L'ESSENCE DE L'ESPAGNE, Miguel de Unamuno Fiche de lecture
Au cours de l'année 1895, Miguel de Unamuno (1864-1936) publia, dans la revue La España moderna, cinq essais rassemblés, par la suite, dans un volume, sous le titre En torno al casticismo (1902). L'Essence de l'Espagne, le titre donné à ce livre par Marcel Bataillon, dans sa traduction française, dit bien le sujet central de ce tour d'horizon, souvent polémique, autour du casticisme. Le mot casticismo s'applique à tout ce qui constitue « l'âme d'un pays », la casta authentique de l'Espagne. Le livre dresse un constat, amer et désenchanté, de la situation politique et intellectuelle de l'Espagne, à la fin du xixe siècle.
Un « spectacle déprimant »
Le premier essai (« La Tradition éternelle ») explique les termes castizo, casticismo, et dénonce le préjugé selon lequel les « races dites pures, et tenues pour telles, sont supérieures aux races métissées ». Tout prouve le contraire : « Tout croisement de races (castas), où les différences ne prédominent pas trop sur le fond de commune analogie, est source de vigueur nouvelle et de progrès. » Telle est l'idée majeure, qui donne son vrai sens au casticisme et en montre les perversions. Ce premier essai introduit le concept de « l'intra-histoire », substance de l'histoire et expression de la tradition authentique.

[Consigne de travail] Pouvez-vous poursuivre la fiche de lecture sur L'Essence de l'Espagne d'Unamuno après sa dernière phrase, qui se termine par « expression de la tradition authentique » ?

Enregistrements issus d'un jeu de données

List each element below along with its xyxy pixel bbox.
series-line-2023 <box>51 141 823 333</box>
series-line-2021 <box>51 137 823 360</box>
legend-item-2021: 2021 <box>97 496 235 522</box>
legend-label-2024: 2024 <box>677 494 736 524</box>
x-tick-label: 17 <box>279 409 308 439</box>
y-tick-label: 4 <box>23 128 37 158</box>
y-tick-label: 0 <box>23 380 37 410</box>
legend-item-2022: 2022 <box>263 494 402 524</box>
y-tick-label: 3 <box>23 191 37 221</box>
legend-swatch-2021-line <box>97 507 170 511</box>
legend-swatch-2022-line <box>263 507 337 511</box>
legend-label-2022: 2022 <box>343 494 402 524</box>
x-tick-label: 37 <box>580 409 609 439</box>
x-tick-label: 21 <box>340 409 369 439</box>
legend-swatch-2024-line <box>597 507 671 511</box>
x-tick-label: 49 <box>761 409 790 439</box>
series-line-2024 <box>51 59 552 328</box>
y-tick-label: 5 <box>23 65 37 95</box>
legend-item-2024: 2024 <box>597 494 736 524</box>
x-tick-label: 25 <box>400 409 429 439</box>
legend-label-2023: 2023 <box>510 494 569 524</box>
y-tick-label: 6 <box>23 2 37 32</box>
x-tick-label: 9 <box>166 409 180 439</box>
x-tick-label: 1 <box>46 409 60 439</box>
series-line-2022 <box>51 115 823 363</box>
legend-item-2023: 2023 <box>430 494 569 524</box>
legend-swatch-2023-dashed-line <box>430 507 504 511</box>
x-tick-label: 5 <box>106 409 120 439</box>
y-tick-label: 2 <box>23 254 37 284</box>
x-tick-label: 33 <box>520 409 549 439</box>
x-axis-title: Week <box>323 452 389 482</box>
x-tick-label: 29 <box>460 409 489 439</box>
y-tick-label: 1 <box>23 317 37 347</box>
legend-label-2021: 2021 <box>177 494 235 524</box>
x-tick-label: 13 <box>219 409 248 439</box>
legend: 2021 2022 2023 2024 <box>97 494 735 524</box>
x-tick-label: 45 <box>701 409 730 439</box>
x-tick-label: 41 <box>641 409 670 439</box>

[Réponse à la consigne]
Le deuxième essai (« La Race historique : la Castille ») démontre que « le régionalisme et le cosmopolitisme sont les aspects d'une même idée et les supports d'un véritable patriotisme ». L'incitation à « l'européisation » de l'Espagne va de pair avec le souci d'unifier la nation sur le socle de la Castille, car ce fut elle qui « forgea véritablement l'unité et la monarchie espagnoles ». Unamuno célèbre avec magnificence cette région de la Meseta, plateau au centre de l'Espagne, où bat le cœur de la patrie : « Vaste est la Castille ! Et quelle beauté dans la tristesse calme de cette mer pétrifiée et pleine de ciel !... »
Les deux essais suivants (« L'Esprit castillan » et « Mystique et humanisme ») interprètent « l'esprit de la race » de l'Espagne à partir de la littérature ou de grandes figures du Siècle d'or, période d'apogée s'étendant du milieu du xvie siècle à la fin du xviie siècle. L'auteur s'en prend aux images néfastes du « casticisme » qu'illustre le théâtre abstrait de Calderón (1600-1681), auquel il oppose le théâtre de chair et de sang de Shakespeare (1564-1616). Le réalisme de Thérèse d'Ávila, l'envol de l'esprit dans la nuit obscure de Jean de la Croix, l'âme de Fray Luis de León, où s'allie l'ardeur des prophètes à la raison critique, voilà des modèles mystiques issus du xvie siècle pour une quête de plénitude personnelle.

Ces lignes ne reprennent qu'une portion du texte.